● **EXERCISE INSTRUCTIONS**
Work out the number of lines containing "could". Answer with nothing but that number.

Dataset records
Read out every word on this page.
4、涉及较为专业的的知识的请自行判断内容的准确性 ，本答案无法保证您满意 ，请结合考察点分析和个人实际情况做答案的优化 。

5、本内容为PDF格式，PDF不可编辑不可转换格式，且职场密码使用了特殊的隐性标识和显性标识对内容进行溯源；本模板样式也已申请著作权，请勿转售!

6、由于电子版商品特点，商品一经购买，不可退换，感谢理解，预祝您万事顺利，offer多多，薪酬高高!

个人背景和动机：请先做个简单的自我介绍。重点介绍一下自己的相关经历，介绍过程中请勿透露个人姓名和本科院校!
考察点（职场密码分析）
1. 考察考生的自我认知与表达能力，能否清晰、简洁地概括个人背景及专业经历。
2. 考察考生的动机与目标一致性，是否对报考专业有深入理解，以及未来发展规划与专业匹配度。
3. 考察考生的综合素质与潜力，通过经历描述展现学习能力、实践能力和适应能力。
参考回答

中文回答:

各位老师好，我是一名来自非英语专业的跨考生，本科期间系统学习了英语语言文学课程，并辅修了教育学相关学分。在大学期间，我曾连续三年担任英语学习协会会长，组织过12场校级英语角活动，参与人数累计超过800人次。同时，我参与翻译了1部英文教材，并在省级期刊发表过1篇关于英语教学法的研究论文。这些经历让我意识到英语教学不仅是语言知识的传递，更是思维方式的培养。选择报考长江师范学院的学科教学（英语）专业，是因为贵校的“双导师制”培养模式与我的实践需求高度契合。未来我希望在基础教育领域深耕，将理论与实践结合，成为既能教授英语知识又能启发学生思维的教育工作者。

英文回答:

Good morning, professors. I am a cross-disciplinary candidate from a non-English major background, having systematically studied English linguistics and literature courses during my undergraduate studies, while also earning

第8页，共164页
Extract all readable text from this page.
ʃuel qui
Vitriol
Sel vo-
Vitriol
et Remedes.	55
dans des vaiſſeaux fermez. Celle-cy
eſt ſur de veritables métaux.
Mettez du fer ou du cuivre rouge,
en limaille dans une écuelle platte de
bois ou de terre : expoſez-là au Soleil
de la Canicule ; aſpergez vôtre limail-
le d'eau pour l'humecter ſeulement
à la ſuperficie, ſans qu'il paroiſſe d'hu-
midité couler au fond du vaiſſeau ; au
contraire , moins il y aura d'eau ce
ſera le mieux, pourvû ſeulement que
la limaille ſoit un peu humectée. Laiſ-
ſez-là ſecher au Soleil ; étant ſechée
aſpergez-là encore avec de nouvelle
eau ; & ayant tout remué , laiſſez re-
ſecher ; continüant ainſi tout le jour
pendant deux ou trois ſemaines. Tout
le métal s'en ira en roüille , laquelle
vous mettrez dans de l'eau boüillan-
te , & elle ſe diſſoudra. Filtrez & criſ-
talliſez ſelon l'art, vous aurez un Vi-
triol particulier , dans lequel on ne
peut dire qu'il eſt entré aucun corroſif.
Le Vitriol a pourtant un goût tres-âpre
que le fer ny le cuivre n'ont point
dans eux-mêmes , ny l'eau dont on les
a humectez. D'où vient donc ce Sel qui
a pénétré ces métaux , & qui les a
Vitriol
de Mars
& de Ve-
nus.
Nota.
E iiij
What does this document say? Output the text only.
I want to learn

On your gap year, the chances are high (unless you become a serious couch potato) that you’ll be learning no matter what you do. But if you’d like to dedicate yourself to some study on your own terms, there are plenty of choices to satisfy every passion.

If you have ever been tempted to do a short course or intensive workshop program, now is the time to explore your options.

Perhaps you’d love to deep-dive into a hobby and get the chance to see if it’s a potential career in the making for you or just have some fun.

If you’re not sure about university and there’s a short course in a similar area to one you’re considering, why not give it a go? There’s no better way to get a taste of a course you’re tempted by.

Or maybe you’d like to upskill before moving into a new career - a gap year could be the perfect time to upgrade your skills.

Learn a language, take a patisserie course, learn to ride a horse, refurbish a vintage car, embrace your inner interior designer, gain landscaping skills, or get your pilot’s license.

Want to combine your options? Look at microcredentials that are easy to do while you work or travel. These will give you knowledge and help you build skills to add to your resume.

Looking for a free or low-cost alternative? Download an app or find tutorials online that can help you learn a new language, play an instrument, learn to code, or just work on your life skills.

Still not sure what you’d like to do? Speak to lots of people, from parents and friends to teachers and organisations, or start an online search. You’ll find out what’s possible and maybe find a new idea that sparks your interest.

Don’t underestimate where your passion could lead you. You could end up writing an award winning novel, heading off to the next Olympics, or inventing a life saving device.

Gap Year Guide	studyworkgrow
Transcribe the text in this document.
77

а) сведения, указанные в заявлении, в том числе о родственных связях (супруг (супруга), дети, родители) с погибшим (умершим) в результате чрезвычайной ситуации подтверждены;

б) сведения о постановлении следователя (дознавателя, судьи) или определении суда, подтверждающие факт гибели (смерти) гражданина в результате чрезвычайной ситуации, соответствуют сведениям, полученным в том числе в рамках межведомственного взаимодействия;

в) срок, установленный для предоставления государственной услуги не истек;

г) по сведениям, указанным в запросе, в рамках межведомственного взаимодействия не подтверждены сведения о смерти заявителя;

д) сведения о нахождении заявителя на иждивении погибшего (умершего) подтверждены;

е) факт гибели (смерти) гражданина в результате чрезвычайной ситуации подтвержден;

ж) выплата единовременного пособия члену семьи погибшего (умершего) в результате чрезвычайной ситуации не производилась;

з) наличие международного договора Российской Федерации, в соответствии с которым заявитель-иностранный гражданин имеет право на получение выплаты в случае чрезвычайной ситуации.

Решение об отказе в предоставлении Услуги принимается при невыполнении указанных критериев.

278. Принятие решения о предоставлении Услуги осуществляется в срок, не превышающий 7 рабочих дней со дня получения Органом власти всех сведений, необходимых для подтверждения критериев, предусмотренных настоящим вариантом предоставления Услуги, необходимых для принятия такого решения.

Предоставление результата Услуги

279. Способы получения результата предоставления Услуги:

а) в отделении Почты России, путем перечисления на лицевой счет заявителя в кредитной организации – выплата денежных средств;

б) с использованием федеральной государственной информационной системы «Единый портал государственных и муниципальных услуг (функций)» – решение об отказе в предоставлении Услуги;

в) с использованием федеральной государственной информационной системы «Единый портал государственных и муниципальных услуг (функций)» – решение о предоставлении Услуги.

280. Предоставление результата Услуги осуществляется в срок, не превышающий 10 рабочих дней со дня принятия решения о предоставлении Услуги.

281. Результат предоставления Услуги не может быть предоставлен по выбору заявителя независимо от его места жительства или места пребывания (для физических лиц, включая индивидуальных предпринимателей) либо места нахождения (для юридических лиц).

● **RESULT OF THIS TASK**
2